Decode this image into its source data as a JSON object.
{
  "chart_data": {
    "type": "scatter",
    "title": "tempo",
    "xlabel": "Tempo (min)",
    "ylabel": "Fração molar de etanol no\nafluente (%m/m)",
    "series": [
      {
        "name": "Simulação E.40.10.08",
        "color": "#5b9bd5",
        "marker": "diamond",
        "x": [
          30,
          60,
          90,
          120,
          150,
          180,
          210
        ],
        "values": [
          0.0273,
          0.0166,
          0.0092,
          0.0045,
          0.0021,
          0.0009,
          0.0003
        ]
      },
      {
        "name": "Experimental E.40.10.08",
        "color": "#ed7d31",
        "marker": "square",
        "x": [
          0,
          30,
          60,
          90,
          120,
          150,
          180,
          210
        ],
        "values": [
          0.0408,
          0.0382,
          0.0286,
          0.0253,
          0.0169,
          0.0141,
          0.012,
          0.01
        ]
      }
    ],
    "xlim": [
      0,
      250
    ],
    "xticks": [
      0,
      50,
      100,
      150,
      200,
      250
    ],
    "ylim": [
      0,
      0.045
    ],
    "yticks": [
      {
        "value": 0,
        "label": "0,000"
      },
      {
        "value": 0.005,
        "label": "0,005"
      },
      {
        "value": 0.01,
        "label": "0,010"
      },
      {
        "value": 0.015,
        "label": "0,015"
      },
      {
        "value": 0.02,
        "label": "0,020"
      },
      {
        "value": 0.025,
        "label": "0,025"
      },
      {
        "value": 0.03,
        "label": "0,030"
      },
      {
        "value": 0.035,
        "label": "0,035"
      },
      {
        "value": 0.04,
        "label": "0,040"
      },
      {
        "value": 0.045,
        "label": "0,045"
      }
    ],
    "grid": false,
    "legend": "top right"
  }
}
------------
* Stated task *
Retype the records above exactly.

* Answer to this exercise *
Decode this image into its source data as a JSON object.
{
  "chart_data": {
    "type": "scatter",
    "title": "tempo",
    "xlabel": "Tempo (min)",
    "ylabel": "Fração molar de etanol no\nafluente (%m/m)",
    "series": [
      {
        "name": "Simulação E.40.10.08",
        "color": "#5b9bd5",
        "marker": "diamond",
        "x": [
          30,
          60,
          90,
          120,
          150,
          180,
          210
        ],
        "values": [
          0.0273,
          0.0166,
          0.0092,
          0.0045,
          0.0021,
          0.0009,
          0.0003
        ]
      },
      {
        "name": "Experimental E.40.10.08",
        "color": "#ed7d31",
        "marker": "square",
        "x": [
          0,
          30,
          60,
          90,
          120,
          150,
          180,
          210
        ],
        "values": [
          0.0408,
          0.0382,
          0.0286,
          0.0253,
          0.0169,
          0.0141,
          0.012,
          0.01
        ]
      }
    ],
    "xlim": [
      0,
      250
    ],
    "xticks": [
      0,
      50,
      100,
      150,
      200,
      250
    ],
    "ylim": [
      0,
      0.045
    ],
    "yticks": [
      {
        "value": 0,
        "label": "0,000"
      },
      {
        "value": 0.005,
        "label": "0,005"
      },
      {
        "value": 0.01,
        "label": "0,010"
      },
      {
        "value": 0.015,
        "label": "0,015"
      },
      {
        "value": 0.02,
        "label": "0,020"
      },
      {
        "value": 0.025,
        "label": "0,025"
      },
      {
        "value": 0.03,
        "label": "0,030"
      },
      {
        "value": 0.035,
        "label": "0,035"
      },
      {
        "value": 0.04,
        "label": "0,040"
      },
      {
        "value": 0.045,
        "label": "0,045"
      }
    ],
    "grid": false,
    "legend": "top right"
  }
}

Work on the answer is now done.